Task goal →
Tally the lines holding the string "vary" and reply with that number alone.

============================================================

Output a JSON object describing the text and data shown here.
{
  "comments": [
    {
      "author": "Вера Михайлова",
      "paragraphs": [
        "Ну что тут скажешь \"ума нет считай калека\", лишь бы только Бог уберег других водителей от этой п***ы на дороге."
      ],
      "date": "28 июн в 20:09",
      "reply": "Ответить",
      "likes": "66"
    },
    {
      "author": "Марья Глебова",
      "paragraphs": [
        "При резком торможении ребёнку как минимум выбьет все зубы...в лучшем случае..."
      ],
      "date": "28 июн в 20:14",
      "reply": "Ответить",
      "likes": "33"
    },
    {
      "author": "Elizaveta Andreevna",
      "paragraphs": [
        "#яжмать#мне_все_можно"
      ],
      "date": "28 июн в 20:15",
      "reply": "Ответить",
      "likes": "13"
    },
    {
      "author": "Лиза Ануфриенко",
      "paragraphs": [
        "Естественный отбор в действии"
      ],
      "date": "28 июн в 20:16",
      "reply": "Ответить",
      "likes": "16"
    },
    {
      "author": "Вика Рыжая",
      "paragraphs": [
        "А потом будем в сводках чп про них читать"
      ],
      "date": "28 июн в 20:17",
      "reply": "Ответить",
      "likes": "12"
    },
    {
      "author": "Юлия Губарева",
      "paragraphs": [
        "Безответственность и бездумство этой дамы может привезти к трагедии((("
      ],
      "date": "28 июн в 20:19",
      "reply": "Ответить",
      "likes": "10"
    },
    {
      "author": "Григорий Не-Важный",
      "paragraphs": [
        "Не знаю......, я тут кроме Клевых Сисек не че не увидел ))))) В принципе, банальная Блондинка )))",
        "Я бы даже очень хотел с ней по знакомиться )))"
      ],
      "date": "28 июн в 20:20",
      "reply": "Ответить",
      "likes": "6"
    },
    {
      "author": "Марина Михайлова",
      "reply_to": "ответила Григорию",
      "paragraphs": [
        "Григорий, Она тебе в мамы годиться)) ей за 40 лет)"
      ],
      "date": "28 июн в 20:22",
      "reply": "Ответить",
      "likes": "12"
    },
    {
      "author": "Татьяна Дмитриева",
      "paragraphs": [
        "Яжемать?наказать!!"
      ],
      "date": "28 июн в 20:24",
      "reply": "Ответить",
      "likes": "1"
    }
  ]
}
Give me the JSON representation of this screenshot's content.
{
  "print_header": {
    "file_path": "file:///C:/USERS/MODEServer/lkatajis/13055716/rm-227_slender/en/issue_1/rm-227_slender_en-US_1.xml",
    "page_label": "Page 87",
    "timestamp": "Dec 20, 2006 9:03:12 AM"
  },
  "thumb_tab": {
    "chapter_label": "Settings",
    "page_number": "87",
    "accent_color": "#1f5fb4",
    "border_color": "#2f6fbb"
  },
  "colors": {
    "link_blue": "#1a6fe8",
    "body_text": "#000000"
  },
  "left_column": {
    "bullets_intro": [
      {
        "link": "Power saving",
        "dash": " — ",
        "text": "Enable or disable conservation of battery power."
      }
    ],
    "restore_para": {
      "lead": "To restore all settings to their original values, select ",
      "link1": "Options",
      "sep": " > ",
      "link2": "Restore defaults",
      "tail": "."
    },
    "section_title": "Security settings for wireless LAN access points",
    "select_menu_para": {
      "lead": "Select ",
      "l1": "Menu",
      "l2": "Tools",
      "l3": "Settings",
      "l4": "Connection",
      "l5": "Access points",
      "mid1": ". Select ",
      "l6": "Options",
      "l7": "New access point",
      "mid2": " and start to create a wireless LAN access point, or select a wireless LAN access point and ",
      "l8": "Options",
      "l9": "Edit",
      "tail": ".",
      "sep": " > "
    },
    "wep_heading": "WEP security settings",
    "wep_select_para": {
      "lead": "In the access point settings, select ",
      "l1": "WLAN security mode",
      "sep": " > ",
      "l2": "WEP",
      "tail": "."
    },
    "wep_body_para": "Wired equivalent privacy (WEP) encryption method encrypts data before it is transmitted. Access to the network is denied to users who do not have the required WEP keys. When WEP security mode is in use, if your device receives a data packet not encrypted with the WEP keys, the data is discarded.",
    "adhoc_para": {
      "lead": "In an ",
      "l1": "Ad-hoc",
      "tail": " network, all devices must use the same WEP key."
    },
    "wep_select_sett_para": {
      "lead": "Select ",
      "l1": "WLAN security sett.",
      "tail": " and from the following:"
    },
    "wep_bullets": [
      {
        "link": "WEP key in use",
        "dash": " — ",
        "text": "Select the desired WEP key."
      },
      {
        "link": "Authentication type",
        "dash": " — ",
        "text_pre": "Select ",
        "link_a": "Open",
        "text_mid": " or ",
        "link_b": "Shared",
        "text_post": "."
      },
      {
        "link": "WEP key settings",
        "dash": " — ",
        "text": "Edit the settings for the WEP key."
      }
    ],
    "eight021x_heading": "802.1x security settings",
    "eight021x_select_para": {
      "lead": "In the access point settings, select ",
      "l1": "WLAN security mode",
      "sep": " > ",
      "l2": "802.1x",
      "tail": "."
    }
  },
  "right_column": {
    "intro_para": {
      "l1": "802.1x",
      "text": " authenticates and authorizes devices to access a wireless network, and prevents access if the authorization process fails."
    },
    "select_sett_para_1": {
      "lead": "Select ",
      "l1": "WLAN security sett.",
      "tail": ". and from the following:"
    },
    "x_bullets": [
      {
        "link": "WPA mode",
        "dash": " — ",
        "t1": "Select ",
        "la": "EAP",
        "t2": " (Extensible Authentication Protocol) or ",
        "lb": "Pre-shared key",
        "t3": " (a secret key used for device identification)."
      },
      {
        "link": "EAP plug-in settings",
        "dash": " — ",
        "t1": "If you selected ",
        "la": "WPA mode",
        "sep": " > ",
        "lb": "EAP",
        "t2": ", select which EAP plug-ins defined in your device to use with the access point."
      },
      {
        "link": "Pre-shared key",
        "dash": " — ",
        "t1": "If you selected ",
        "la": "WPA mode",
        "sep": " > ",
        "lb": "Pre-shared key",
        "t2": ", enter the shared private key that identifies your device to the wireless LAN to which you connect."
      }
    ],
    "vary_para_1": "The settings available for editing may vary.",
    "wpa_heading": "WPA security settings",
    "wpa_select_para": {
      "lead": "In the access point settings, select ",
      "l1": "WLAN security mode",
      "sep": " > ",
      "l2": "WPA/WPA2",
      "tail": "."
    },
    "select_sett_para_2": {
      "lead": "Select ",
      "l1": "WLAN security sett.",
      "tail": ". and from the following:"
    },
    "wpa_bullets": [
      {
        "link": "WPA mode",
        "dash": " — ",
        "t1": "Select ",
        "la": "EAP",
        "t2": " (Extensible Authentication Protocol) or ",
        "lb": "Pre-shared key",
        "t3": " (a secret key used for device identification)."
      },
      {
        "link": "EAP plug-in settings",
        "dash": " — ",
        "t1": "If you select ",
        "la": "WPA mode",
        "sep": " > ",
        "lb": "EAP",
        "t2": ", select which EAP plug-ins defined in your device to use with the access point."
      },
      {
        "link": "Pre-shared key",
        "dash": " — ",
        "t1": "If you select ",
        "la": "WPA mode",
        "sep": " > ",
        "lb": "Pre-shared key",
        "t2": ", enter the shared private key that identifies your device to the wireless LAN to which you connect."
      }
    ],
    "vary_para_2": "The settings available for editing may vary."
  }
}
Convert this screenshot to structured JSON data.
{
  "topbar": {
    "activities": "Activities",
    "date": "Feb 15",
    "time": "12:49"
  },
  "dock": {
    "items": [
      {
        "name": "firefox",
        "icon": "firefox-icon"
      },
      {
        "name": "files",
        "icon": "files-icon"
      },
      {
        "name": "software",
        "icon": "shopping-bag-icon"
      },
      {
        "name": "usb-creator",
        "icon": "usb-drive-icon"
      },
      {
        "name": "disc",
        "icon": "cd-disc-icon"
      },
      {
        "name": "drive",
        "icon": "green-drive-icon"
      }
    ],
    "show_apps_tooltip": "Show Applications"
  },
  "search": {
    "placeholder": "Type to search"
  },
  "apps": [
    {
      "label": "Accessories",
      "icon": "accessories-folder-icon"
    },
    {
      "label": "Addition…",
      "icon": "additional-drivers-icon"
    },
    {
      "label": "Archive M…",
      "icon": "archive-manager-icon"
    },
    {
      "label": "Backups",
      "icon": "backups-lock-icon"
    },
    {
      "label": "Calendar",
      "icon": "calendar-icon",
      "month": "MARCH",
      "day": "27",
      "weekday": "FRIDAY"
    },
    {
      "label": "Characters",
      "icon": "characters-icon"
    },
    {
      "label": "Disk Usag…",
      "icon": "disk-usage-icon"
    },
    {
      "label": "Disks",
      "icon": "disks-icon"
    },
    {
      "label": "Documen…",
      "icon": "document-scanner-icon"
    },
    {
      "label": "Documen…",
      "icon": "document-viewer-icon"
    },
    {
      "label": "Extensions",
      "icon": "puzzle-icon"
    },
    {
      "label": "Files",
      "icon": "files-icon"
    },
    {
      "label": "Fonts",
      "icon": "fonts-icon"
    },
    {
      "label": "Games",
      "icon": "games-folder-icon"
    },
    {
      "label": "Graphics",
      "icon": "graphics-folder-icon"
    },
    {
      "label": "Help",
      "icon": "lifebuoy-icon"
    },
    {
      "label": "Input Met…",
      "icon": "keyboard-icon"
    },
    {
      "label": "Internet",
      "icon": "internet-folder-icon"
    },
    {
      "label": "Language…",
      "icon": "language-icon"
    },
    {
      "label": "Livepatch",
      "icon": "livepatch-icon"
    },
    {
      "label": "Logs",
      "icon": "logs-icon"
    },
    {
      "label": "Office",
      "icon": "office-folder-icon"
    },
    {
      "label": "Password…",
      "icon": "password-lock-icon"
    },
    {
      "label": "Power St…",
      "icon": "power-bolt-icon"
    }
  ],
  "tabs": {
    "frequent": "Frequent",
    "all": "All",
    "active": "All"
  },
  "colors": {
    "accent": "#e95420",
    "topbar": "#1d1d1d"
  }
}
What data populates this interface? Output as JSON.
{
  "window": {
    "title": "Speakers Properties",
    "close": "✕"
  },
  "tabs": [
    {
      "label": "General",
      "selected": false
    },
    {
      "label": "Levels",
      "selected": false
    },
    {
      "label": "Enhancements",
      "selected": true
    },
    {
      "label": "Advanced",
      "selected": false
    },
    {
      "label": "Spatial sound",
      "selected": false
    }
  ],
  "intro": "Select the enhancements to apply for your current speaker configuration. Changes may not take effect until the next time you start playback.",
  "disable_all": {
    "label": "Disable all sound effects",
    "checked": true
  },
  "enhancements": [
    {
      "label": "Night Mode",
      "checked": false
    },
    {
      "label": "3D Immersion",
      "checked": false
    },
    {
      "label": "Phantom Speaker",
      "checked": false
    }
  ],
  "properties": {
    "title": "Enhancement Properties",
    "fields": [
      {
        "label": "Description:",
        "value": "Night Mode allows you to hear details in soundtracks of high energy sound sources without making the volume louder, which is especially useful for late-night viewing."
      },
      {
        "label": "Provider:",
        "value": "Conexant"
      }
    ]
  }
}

============================================================

Final answer →
2